LISTING:
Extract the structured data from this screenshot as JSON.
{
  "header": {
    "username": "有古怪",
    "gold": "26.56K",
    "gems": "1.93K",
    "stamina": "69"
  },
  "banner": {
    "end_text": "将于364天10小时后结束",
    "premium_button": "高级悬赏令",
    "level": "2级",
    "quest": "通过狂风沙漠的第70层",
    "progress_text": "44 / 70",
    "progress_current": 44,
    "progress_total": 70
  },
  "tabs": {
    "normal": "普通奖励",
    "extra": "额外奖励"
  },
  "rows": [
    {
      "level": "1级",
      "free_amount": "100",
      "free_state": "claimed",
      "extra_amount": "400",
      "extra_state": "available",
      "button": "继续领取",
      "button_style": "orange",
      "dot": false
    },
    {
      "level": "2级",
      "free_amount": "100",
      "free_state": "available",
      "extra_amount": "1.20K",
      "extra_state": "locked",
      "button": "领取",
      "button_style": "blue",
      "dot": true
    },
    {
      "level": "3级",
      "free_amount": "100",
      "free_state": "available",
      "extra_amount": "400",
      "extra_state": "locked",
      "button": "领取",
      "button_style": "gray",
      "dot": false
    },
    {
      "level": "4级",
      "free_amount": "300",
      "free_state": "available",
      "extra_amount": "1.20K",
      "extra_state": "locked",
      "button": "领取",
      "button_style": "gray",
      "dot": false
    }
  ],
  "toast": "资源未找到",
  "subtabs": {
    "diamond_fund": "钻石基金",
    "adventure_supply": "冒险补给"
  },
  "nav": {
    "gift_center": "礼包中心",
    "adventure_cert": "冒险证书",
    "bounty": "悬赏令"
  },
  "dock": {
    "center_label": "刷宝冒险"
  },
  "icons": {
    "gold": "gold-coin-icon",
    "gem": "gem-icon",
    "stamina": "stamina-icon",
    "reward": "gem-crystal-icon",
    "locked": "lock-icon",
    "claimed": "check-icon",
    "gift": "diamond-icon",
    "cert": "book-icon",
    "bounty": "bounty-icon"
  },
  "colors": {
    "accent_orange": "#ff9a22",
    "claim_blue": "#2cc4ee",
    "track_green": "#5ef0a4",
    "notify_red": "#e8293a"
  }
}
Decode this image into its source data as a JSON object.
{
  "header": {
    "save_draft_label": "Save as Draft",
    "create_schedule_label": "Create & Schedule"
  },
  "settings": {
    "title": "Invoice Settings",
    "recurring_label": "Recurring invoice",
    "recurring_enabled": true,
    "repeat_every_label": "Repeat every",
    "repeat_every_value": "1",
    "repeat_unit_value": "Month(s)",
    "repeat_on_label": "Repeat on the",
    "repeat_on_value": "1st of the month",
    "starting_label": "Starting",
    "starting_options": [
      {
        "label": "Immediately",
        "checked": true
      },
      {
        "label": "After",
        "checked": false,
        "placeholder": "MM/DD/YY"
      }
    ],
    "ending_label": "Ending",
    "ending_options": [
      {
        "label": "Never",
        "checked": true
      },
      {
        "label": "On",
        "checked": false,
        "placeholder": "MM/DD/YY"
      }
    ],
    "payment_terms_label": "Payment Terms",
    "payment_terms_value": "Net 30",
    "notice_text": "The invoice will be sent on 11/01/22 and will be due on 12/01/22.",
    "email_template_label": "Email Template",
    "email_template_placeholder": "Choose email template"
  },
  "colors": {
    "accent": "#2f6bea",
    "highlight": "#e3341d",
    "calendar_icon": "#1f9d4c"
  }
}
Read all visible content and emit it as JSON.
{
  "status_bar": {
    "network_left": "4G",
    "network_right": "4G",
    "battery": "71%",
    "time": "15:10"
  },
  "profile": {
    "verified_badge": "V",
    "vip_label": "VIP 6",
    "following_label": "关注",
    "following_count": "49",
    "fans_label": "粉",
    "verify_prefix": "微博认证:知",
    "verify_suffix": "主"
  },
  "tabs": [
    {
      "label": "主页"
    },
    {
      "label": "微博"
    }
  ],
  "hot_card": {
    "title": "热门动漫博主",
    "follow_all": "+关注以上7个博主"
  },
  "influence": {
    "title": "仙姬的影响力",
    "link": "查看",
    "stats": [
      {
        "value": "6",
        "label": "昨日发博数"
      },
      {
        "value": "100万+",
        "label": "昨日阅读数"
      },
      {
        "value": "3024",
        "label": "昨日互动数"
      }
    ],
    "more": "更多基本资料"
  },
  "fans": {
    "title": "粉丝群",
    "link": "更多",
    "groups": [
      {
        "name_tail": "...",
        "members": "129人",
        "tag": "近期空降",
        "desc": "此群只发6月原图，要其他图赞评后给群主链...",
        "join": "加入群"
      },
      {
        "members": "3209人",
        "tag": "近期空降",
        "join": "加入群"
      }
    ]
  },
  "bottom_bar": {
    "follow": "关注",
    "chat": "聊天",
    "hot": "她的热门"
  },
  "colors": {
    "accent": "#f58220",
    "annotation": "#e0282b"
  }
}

WHAT IS EXPECTED:
Every entry should be output exactly as written, please.

EXERCISE RESPONSE:
Extract the structured data from this screenshot as JSON.
{
  "header": {
    "username": "有古怪",
    "gold": "26.56K",
    "gems": "1.93K",
    "stamina": "69"
  },
  "banner": {
    "end_text": "将于364天10小时后结束",
    "premium_button": "高级悬赏令",
    "level": "2级",
    "quest": "通过狂风沙漠的第70层",
    "progress_text": "44 / 70",
    "progress_current": 44,
    "progress_total": 70
  },
  "tabs": {
    "normal": "普通奖励",
    "extra": "额外奖励"
  },
  "rows": [
    {
      "level": "1级",
      "free_amount": "100",
      "free_state": "claimed",
      "extra_amount": "400",
      "extra_state": "available",
      "button": "继续领取",
      "button_style": "orange",
      "dot": false
    },
    {
      "level": "2级",
      "free_amount": "100",
      "free_state": "available",
      "extra_amount": "1.20K",
      "extra_state": "locked",
      "button": "领取",
      "button_style": "blue",
      "dot": true
    },
    {
      "level": "3级",
      "free_amount": "100",
      "free_state": "available",
      "extra_amount": "400",
      "extra_state": "locked",
      "button": "领取",
      "button_style": "gray",
      "dot": false
    },
    {
      "level": "4级",
      "free_amount": "300",
      "free_state": "available",
      "extra_amount": "1.20K",
      "extra_state": "locked",
      "button": "领取",
      "button_style": "gray",
      "dot": false
    }
  ],
  "toast": "资源未找到",
  "subtabs": {
    "diamond_fund": "钻石基金",
    "adventure_supply": "冒险补给"
  },
  "nav": {
    "gift_center": "礼包中心",
    "adventure_cert": "冒险证书",
    "bounty": "悬赏令"
  },
  "dock": {
    "center_label": "刷宝冒险"
  },
  "icons": {
    "gold": "gold-coin-icon",
    "gem": "gem-icon",
    "stamina": "stamina-icon",
    "reward": "gem-crystal-icon",
    "locked": "lock-icon",
    "claimed": "check-icon",
    "gift": "diamond-icon",
    "cert": "book-icon",
    "bounty": "bounty-icon"
  },
  "colors": {
    "accent_orange": "#ff9a22",
    "claim_blue": "#2cc4ee",
    "track_green": "#5ef0a4",
    "notify_red": "#e8293a"
  }
}
Decode this image into its source data as a JSON object.
{
  "header": {
    "save_draft_label": "Save as Draft",
    "create_schedule_label": "Create & Schedule"
  },
  "settings": {
    "title": "Invoice Settings",
    "recurring_label": "Recurring invoice",
    "recurring_enabled": true,
    "repeat_every_label": "Repeat every",
    "repeat_every_value": "1",
    "repeat_unit_value": "Month(s)",
    "repeat_on_label": "Repeat on the",
    "repeat_on_value": "1st of the month",
    "starting_label": "Starting",
    "starting_options": [
      {
        "label": "Immediately",
        "checked": true
      },
      {
        "label": "After",
        "checked": false,
        "placeholder": "MM/DD/YY"
      }
    ],
    "ending_label": "Ending",
    "ending_options": [
      {
        "label": "Never",
        "checked": true
      },
      {
        "label": "On",
        "checked": false,
        "placeholder": "MM/DD/YY"
      }
    ],
    "payment_terms_label": "Payment Terms",
    "payment_terms_value": "Net 30",
    "notice_text": "The invoice will be sent on 11/01/22 and will be due on 12/01/22.",
    "email_template_label": "Email Template",
    "email_template_placeholder": "Choose email template"
  },
  "colors": {
    "accent": "#2f6bea",
    "highlight": "#e3341d",
    "calendar_icon": "#1f9d4c"
  }
}
Read all visible content and emit it as JSON.
{
  "status_bar": {
    "network_left": "4G",
    "network_right": "4G",
    "battery": "71%",
    "time": "15:10"
  },
  "profile": {
    "verified_badge": "V",
    "vip_label": "VIP 6",
    "following_label": "关注",
    "following_count": "49",
    "fans_label": "粉",
    "verify_prefix": "微博认证:知",
    "verify_suffix": "主"
  },
  "tabs": [
    {
      "label": "主页"
    },
    {
      "label": "微博"
    }
  ],
  "hot_card": {
    "title": "热门动漫博主",
    "follow_all": "+关注以上7个博主"
  },
  "influence": {
    "title": "仙姬的影响力",
    "link": "查看",
    "stats": [
      {
        "value": "6",
        "label": "昨日发博数"
      },
      {
        "value": "100万+",
        "label": "昨日阅读数"
      },
      {
        "value": "3024",
        "label": "昨日互动数"
      }
    ],
    "more": "更多基本资料"
  },
  "fans": {
    "title": "粉丝群",
    "link": "更多",
    "groups": [
      {
        "name_tail": "...",
        "members": "129人",
        "tag": "近期空降",
        "desc": "此群只发6月原图，要其他图赞评后给群主链...",
        "join": "加入群"
      },
      {
        "members": "3209人",
        "tag": "近期空降",
        "join": "加入群"
      }
    ]
  },
  "bottom_bar": {
    "follow": "关注",
    "chat": "聊天",
    "hot": "她的热门"
  },
  "colors": {
    "accent": "#f58220",
    "annotation": "#e0282b"
  }
}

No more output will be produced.